Only the pictures are to be left out; set down the rest of the records exactly.

## INPUT RECORDS
※ ※ ※
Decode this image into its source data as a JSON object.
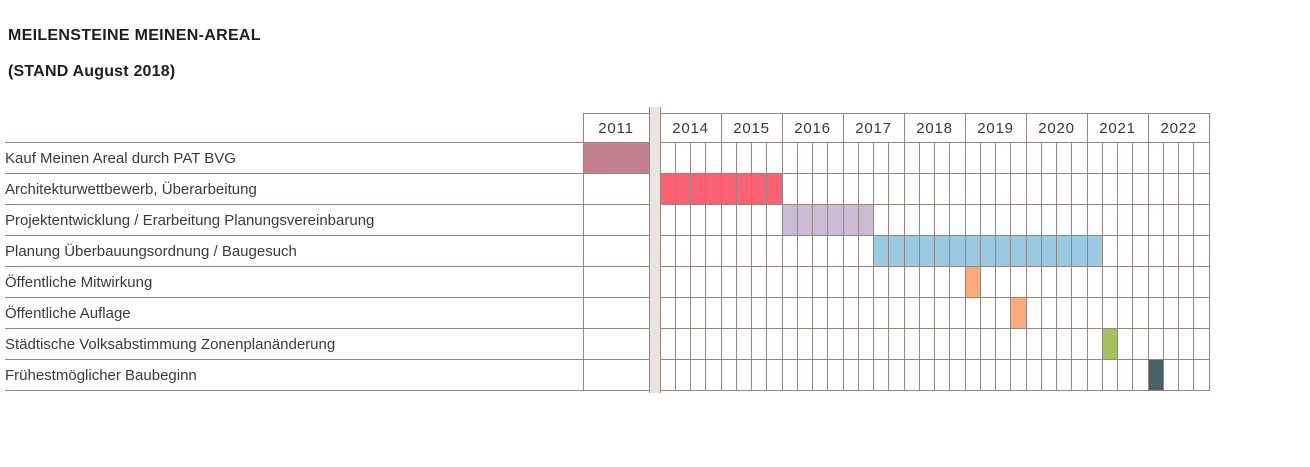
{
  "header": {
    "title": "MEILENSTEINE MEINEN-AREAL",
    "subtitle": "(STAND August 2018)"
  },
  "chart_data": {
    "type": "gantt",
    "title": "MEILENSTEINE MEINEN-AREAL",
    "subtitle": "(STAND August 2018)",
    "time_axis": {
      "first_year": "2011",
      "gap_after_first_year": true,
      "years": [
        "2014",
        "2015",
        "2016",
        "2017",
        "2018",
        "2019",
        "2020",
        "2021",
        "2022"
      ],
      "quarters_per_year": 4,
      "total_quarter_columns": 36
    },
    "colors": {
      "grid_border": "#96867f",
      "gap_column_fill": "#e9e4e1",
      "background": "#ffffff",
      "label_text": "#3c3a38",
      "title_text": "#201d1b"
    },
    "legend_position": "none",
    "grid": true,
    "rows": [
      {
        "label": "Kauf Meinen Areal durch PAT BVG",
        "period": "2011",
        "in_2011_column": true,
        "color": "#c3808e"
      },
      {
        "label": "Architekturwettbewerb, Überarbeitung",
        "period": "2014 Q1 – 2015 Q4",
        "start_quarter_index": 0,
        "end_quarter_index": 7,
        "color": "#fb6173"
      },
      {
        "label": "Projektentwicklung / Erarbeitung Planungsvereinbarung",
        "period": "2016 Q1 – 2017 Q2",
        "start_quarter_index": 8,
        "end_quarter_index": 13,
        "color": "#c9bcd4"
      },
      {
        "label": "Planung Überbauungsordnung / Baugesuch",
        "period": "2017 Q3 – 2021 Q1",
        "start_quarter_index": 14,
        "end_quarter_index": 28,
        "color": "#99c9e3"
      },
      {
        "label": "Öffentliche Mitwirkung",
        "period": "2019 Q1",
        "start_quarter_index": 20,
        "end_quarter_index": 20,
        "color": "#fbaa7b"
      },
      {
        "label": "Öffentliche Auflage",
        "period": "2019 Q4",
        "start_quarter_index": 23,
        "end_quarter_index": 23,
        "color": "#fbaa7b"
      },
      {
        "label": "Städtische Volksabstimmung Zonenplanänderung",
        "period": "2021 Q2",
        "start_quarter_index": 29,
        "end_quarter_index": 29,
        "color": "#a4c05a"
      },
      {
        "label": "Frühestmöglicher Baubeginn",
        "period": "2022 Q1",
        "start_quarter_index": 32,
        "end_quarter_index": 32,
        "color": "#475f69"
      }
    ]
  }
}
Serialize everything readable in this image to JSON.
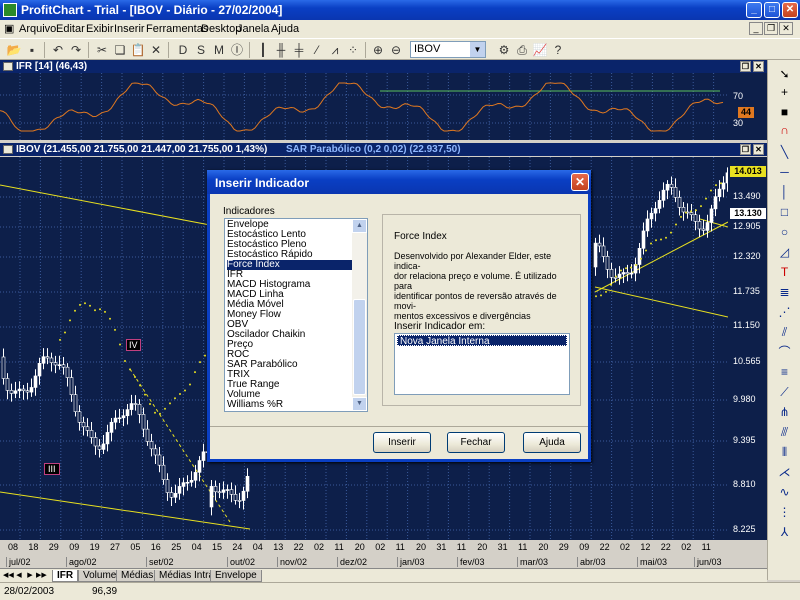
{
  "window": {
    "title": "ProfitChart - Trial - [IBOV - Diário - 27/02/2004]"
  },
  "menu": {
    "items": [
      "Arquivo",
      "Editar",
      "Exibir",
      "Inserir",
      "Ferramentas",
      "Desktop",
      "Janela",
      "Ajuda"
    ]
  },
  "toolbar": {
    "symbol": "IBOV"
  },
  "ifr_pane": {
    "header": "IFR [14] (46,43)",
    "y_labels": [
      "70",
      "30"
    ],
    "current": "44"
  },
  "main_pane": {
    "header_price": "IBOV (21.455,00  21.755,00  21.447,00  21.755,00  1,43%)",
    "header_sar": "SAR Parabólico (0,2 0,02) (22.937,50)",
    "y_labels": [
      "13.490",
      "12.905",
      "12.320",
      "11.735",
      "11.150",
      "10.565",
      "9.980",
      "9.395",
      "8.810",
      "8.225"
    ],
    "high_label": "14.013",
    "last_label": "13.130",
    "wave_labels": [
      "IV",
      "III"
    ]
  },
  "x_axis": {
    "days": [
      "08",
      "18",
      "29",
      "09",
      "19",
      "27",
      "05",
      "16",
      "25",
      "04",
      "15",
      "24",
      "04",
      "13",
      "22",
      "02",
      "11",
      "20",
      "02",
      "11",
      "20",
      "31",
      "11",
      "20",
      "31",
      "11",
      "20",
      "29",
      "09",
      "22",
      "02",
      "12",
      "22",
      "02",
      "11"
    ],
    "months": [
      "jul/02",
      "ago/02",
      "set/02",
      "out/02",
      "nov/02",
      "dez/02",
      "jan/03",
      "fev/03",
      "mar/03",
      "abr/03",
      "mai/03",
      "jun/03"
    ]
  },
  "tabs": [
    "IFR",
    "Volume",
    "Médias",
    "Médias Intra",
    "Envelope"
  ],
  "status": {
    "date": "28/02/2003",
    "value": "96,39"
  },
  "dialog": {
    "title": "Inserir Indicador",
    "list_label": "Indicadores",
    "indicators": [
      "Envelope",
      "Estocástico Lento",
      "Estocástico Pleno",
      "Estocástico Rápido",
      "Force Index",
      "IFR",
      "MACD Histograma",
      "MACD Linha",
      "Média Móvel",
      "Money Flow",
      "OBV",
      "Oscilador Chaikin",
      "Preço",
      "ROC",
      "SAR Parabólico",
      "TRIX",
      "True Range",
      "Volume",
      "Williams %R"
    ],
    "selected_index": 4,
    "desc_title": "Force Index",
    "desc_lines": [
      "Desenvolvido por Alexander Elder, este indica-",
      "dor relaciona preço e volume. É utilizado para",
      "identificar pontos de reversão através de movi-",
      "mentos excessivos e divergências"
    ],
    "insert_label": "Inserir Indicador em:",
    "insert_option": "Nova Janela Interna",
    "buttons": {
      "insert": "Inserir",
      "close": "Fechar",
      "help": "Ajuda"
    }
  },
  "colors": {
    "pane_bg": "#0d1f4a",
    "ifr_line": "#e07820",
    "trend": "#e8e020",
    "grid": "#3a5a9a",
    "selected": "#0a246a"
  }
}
※ ※ ※
## ANSWER TO THIS EXERCISE
Decode this image into its source data as a JSON object.
{
  "header": {
    "title": "MEILENSTEINE MEINEN-AREAL",
    "subtitle": "(STAND August 2018)"
  },
  "chart_data": {
    "type": "gantt",
    "title": "MEILENSTEINE MEINEN-AREAL",
    "subtitle": "(STAND August 2018)",
    "time_axis": {
      "first_year": "2011",
      "gap_after_first_year": true,
      "years": [
        "2014",
        "2015",
        "2016",
        "2017",
        "2018",
        "2019",
        "2020",
        "2021",
        "2022"
      ],
      "quarters_per_year": 4,
      "total_quarter_columns": 36
    },
    "colors": {
      "grid_border": "#96867f",
      "gap_column_fill": "#e9e4e1",
      "background": "#ffffff",
      "label_text": "#3c3a38",
      "title_text": "#201d1b"
    },
    "legend_position": "none",
    "grid": true,
    "rows": [
      {
        "label": "Kauf Meinen Areal durch PAT BVG",
        "period": "2011",
        "in_2011_column": true,
        "color": "#c3808e"
      },
      {
        "label": "Architekturwettbewerb, Überarbeitung",
        "period": "2014 Q1 – 2015 Q4",
        "start_quarter_index": 0,
        "end_quarter_index": 7,
        "color": "#fb6173"
      },
      {
        "label": "Projektentwicklung / Erarbeitung Planungsvereinbarung",
        "period": "2016 Q1 – 2017 Q2",
        "start_quarter_index": 8,
        "end_quarter_index": 13,
        "color": "#c9bcd4"
      },
      {
        "label": "Planung Überbauungsordnung / Baugesuch",
        "period": "2017 Q3 – 2021 Q1",
        "start_quarter_index": 14,
        "end_quarter_index": 28,
        "color": "#99c9e3"
      },
      {
        "label": "Öffentliche Mitwirkung",
        "period": "2019 Q1",
        "start_quarter_index": 20,
        "end_quarter_index": 20,
        "color": "#fbaa7b"
      },
      {
        "label": "Öffentliche Auflage",
        "period": "2019 Q4",
        "start_quarter_index": 23,
        "end_quarter_index": 23,
        "color": "#fbaa7b"
      },
      {
        "label": "Städtische Volksabstimmung Zonenplanänderung",
        "period": "2021 Q2",
        "start_quarter_index": 29,
        "end_quarter_index": 29,
        "color": "#a4c05a"
      },
      {
        "label": "Frühestmöglicher Baubeginn",
        "period": "2022 Q1",
        "start_quarter_index": 32,
        "end_quarter_index": 32,
        "color": "#475f69"
      }
    ]
  }
}
Serialize everything readable in this image to JSON.
{
  "window": {
    "title": "ProfitChart - Trial - [IBOV - Diário - 27/02/2004]"
  },
  "menu": {
    "items": [
      "Arquivo",
      "Editar",
      "Exibir",
      "Inserir",
      "Ferramentas",
      "Desktop",
      "Janela",
      "Ajuda"
    ]
  },
  "toolbar": {
    "symbol": "IBOV"
  },
  "ifr_pane": {
    "header": "IFR [14] (46,43)",
    "y_labels": [
      "70",
      "30"
    ],
    "current": "44"
  },
  "main_pane": {
    "header_price": "IBOV (21.455,00  21.755,00  21.447,00  21.755,00  1,43%)",
    "header_sar": "SAR Parabólico (0,2 0,02) (22.937,50)",
    "y_labels": [
      "13.490",
      "12.905",
      "12.320",
      "11.735",
      "11.150",
      "10.565",
      "9.980",
      "9.395",
      "8.810",
      "8.225"
    ],
    "high_label": "14.013",
    "last_label": "13.130",
    "wave_labels": [
      "IV",
      "III"
    ]
  },
  "x_axis": {
    "days": [
      "08",
      "18",
      "29",
      "09",
      "19",
      "27",
      "05",
      "16",
      "25",
      "04",
      "15",
      "24",
      "04",
      "13",
      "22",
      "02",
      "11",
      "20",
      "02",
      "11",
      "20",
      "31",
      "11",
      "20",
      "31",
      "11",
      "20",
      "29",
      "09",
      "22",
      "02",
      "12",
      "22",
      "02",
      "11"
    ],
    "months": [
      "jul/02",
      "ago/02",
      "set/02",
      "out/02",
      "nov/02",
      "dez/02",
      "jan/03",
      "fev/03",
      "mar/03",
      "abr/03",
      "mai/03",
      "jun/03"
    ]
  },
  "tabs": [
    "IFR",
    "Volume",
    "Médias",
    "Médias Intra",
    "Envelope"
  ],
  "status": {
    "date": "28/02/2003",
    "value": "96,39"
  },
  "dialog": {
    "title": "Inserir Indicador",
    "list_label": "Indicadores",
    "indicators": [
      "Envelope",
      "Estocástico Lento",
      "Estocástico Pleno",
      "Estocástico Rápido",
      "Force Index",
      "IFR",
      "MACD Histograma",
      "MACD Linha",
      "Média Móvel",
      "Money Flow",
      "OBV",
      "Oscilador Chaikin",
      "Preço",
      "ROC",
      "SAR Parabólico",
      "TRIX",
      "True Range",
      "Volume",
      "Williams %R"
    ],
    "selected_index": 4,
    "desc_title": "Force Index",
    "desc_lines": [
      "Desenvolvido por Alexander Elder, este indica-",
      "dor relaciona preço e volume. É utilizado para",
      "identificar pontos de reversão através de movi-",
      "mentos excessivos e divergências"
    ],
    "insert_label": "Inserir Indicador em:",
    "insert_option": "Nova Janela Interna",
    "buttons": {
      "insert": "Inserir",
      "close": "Fechar",
      "help": "Ajuda"
    }
  },
  "colors": {
    "pane_bg": "#0d1f4a",
    "ifr_line": "#e07820",
    "trend": "#e8e020",
    "grid": "#3a5a9a",
    "selected": "#0a246a"
  }
}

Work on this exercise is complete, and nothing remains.